§ BRIEF: Write out each entry again. Keep every word exactly as it is.

§ DATASET:
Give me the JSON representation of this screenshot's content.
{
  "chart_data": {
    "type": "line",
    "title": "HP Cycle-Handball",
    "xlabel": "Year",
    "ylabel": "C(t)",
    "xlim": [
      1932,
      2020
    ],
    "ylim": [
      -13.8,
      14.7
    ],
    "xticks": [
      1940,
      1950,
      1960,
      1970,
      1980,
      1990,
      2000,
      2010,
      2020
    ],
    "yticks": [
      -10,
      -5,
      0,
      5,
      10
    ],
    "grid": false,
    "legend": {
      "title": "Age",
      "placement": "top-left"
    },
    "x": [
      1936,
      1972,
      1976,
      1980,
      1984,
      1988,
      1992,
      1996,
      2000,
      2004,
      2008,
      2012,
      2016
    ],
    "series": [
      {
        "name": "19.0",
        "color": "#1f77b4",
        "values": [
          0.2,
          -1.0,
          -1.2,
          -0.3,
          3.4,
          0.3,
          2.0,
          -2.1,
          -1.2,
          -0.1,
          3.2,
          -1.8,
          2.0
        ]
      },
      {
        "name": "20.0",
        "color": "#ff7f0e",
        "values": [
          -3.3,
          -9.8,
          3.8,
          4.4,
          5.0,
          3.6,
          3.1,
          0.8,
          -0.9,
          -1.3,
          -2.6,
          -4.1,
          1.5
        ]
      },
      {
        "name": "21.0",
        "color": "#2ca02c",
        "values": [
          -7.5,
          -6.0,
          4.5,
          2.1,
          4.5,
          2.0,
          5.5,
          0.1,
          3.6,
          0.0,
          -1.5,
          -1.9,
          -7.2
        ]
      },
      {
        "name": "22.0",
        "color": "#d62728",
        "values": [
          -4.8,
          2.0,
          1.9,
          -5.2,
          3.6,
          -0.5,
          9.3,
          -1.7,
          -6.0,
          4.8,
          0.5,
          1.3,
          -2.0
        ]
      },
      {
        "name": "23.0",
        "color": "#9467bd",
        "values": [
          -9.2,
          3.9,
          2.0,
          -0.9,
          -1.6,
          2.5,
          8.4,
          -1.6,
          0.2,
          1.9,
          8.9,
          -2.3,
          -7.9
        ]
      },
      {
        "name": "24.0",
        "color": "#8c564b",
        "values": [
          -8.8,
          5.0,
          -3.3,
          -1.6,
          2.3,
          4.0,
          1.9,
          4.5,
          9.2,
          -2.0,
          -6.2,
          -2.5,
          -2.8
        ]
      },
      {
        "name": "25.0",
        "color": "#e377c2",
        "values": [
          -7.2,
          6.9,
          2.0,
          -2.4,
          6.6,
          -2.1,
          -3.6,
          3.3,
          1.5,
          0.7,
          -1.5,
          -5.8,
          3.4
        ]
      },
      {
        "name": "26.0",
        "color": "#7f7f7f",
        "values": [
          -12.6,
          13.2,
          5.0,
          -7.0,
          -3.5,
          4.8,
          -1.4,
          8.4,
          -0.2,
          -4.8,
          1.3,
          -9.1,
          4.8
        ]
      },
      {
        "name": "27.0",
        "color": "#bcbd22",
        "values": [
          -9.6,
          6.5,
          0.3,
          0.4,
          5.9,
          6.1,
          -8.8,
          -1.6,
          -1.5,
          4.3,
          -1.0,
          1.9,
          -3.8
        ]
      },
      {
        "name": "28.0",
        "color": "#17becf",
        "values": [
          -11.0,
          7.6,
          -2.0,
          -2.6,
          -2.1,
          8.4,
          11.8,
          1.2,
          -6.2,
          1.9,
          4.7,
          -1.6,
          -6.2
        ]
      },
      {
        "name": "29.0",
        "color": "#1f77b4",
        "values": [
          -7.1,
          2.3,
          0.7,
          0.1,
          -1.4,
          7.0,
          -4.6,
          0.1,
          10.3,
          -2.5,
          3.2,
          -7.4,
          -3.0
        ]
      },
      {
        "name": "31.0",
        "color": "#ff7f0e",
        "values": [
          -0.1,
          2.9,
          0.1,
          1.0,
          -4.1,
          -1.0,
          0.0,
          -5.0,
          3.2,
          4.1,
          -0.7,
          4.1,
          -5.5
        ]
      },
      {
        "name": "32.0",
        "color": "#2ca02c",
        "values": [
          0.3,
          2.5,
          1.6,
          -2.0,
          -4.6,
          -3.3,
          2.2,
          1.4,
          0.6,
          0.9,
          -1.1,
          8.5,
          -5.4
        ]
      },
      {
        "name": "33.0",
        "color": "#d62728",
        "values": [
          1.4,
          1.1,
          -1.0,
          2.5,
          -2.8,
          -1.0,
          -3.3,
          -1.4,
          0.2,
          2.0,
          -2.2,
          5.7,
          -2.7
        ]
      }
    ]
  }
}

§ ANSWER FOR THIS EXERCISE:
Give me the JSON representation of this screenshot's content.
{
  "chart_data": {
    "type": "line",
    "title": "HP Cycle-Handball",
    "xlabel": "Year",
    "ylabel": "C(t)",
    "xlim": [
      1932,
      2020
    ],
    "ylim": [
      -13.8,
      14.7
    ],
    "xticks": [
      1940,
      1950,
      1960,
      1970,
      1980,
      1990,
      2000,
      2010,
      2020
    ],
    "yticks": [
      -10,
      -5,
      0,
      5,
      10
    ],
    "grid": false,
    "legend": {
      "title": "Age",
      "placement": "top-left"
    },
    "x": [
      1936,
      1972,
      1976,
      1980,
      1984,
      1988,
      1992,
      1996,
      2000,
      2004,
      2008,
      2012,
      2016
    ],
    "series": [
      {
        "name": "19.0",
        "color": "#1f77b4",
        "values": [
          0.2,
          -1.0,
          -1.2,
          -0.3,
          3.4,
          0.3,
          2.0,
          -2.1,
          -1.2,
          -0.1,
          3.2,
          -1.8,
          2.0
        ]
      },
      {
        "name": "20.0",
        "color": "#ff7f0e",
        "values": [
          -3.3,
          -9.8,
          3.8,
          4.4,
          5.0,
          3.6,
          3.1,
          0.8,
          -0.9,
          -1.3,
          -2.6,
          -4.1,
          1.5
        ]
      },
      {
        "name": "21.0",
        "color": "#2ca02c",
        "values": [
          -7.5,
          -6.0,
          4.5,
          2.1,
          4.5,
          2.0,
          5.5,
          0.1,
          3.6,
          0.0,
          -1.5,
          -1.9,
          -7.2
        ]
      },
      {
        "name": "22.0",
        "color": "#d62728",
        "values": [
          -4.8,
          2.0,
          1.9,
          -5.2,
          3.6,
          -0.5,
          9.3,
          -1.7,
          -6.0,
          4.8,
          0.5,
          1.3,
          -2.0
        ]
      },
      {
        "name": "23.0",
        "color": "#9467bd",
        "values": [
          -9.2,
          3.9,
          2.0,
          -0.9,
          -1.6,
          2.5,
          8.4,
          -1.6,
          0.2,
          1.9,
          8.9,
          -2.3,
          -7.9
        ]
      },
      {
        "name": "24.0",
        "color": "#8c564b",
        "values": [
          -8.8,
          5.0,
          -3.3,
          -1.6,
          2.3,
          4.0,
          1.9,
          4.5,
          9.2,
          -2.0,
          -6.2,
          -2.5,
          -2.8
        ]
      },
      {
        "name": "25.0",
        "color": "#e377c2",
        "values": [
          -7.2,
          6.9,
          2.0,
          -2.4,
          6.6,
          -2.1,
          -3.6,
          3.3,
          1.5,
          0.7,
          -1.5,
          -5.8,
          3.4
        ]
      },
      {
        "name": "26.0",
        "color": "#7f7f7f",
        "values": [
          -12.6,
          13.2,
          5.0,
          -7.0,
          -3.5,
          4.8,
          -1.4,
          8.4,
          -0.2,
          -4.8,
          1.3,
          -9.1,
          4.8
        ]
      },
      {
        "name": "27.0",
        "color": "#bcbd22",
        "values": [
          -9.6,
          6.5,
          0.3,
          0.4,
          5.9,
          6.1,
          -8.8,
          -1.6,
          -1.5,
          4.3,
          -1.0,
          1.9,
          -3.8
        ]
      },
      {
        "name": "28.0",
        "color": "#17becf",
        "values": [
          -11.0,
          7.6,
          -2.0,
          -2.6,
          -2.1,
          8.4,
          11.8,
          1.2,
          -6.2,
          1.9,
          4.7,
          -1.6,
          -6.2
        ]
      },
      {
        "name": "29.0",
        "color": "#1f77b4",
        "values": [
          -7.1,
          2.3,
          0.7,
          0.1,
          -1.4,
          7.0,
          -4.6,
          0.1,
          10.3,
          -2.5,
          3.2,
          -7.4,
          -3.0
        ]
      },
      {
        "name": "31.0",
        "color": "#ff7f0e",
        "values": [
          -0.1,
          2.9,
          0.1,
          1.0,
          -4.1,
          -1.0,
          0.0,
          -5.0,
          3.2,
          4.1,
          -0.7,
          4.1,
          -5.5
        ]
      },
      {
        "name": "32.0",
        "color": "#2ca02c",
        "values": [
          0.3,
          2.5,
          1.6,
          -2.0,
          -4.6,
          -3.3,
          2.2,
          1.4,
          0.6,
          0.9,
          -1.1,
          8.5,
          -5.4
        ]
      },
      {
        "name": "33.0",
        "color": "#d62728",
        "values": [
          1.4,
          1.1,
          -1.0,
          2.5,
          -2.8,
          -1.0,
          -3.3,
          -1.4,
          0.2,
          2.0,
          -2.2,
          5.7,
          -2.7
        ]
      }
    ]
  }
}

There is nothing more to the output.